INFORMATION SUPPLIED:
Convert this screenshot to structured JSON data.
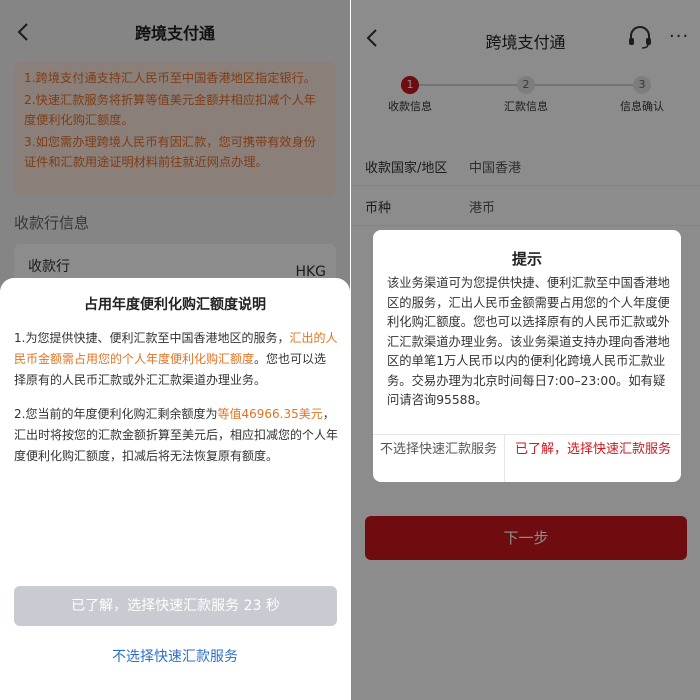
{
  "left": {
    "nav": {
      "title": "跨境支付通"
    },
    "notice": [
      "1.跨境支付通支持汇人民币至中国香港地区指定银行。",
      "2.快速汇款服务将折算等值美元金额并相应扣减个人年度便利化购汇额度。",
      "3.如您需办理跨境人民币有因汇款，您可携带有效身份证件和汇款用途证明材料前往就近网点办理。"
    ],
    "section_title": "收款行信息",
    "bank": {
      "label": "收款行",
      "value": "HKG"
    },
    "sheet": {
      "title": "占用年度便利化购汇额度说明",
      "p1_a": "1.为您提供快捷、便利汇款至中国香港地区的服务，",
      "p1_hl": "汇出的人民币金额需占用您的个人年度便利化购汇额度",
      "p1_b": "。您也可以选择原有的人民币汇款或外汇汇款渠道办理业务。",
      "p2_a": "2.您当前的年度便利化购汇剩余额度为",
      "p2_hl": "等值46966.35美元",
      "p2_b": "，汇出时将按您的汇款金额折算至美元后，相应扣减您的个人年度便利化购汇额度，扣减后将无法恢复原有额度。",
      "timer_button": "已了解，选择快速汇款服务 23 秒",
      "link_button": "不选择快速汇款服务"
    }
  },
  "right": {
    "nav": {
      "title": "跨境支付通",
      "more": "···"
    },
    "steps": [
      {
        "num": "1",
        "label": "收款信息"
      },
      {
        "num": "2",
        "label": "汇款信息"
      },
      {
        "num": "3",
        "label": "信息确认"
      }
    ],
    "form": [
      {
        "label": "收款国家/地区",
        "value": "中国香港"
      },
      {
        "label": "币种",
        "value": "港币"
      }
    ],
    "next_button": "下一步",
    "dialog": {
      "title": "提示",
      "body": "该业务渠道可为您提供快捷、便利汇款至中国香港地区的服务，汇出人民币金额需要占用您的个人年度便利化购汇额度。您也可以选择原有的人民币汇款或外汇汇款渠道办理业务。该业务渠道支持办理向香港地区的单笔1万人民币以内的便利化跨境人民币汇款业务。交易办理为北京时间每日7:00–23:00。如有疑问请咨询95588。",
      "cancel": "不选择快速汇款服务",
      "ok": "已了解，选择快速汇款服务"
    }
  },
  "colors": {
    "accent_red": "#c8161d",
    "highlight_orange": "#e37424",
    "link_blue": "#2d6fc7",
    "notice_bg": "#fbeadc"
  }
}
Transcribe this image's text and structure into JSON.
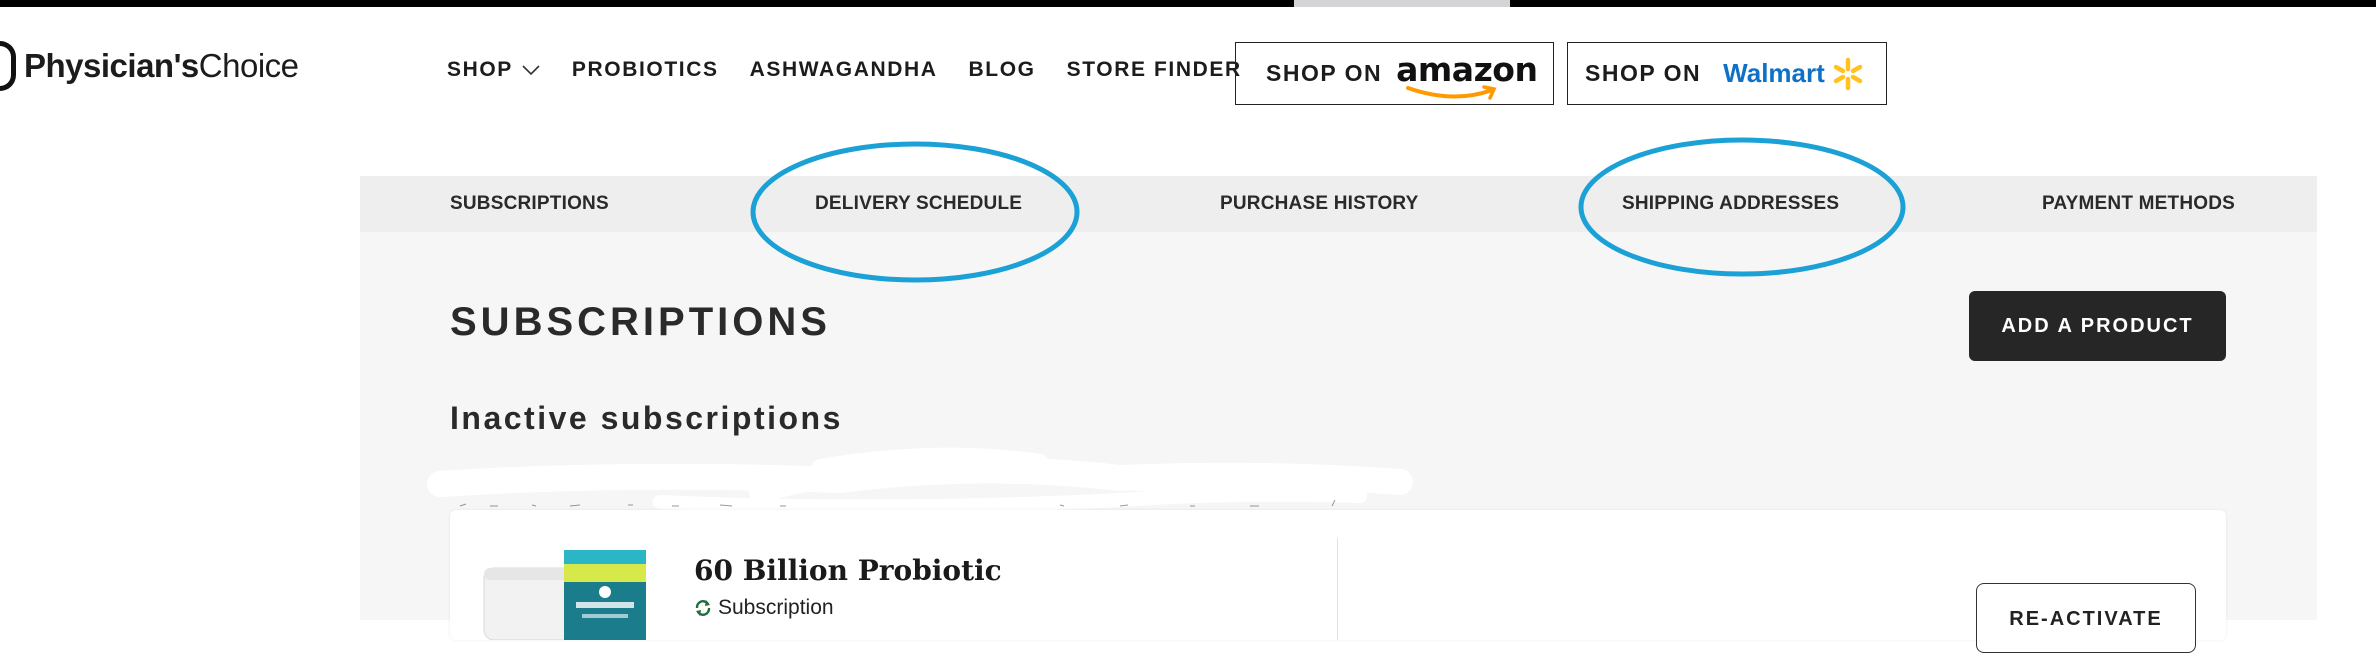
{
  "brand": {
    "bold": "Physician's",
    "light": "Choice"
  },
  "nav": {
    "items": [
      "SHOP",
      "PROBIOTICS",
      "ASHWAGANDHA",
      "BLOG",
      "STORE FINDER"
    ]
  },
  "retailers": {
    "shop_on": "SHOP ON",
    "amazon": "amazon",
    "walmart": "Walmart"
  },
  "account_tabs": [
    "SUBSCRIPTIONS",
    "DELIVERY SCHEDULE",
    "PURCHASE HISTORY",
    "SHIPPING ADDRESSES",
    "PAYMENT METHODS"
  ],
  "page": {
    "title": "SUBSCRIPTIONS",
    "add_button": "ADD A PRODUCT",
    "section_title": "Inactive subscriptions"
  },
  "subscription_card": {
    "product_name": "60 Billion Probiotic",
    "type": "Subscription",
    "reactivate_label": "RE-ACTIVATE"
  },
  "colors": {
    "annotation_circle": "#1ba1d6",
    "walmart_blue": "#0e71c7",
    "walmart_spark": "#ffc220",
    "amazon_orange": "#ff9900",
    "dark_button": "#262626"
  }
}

REQUEST:
In the material above, find the lines that contain "不选择快速汇款服务" and show them.

SOLUTION FOR THIS PROBLEM:
      "link_button": "不选择快速汇款服务"
      "cancel": "不选择快速汇款服务",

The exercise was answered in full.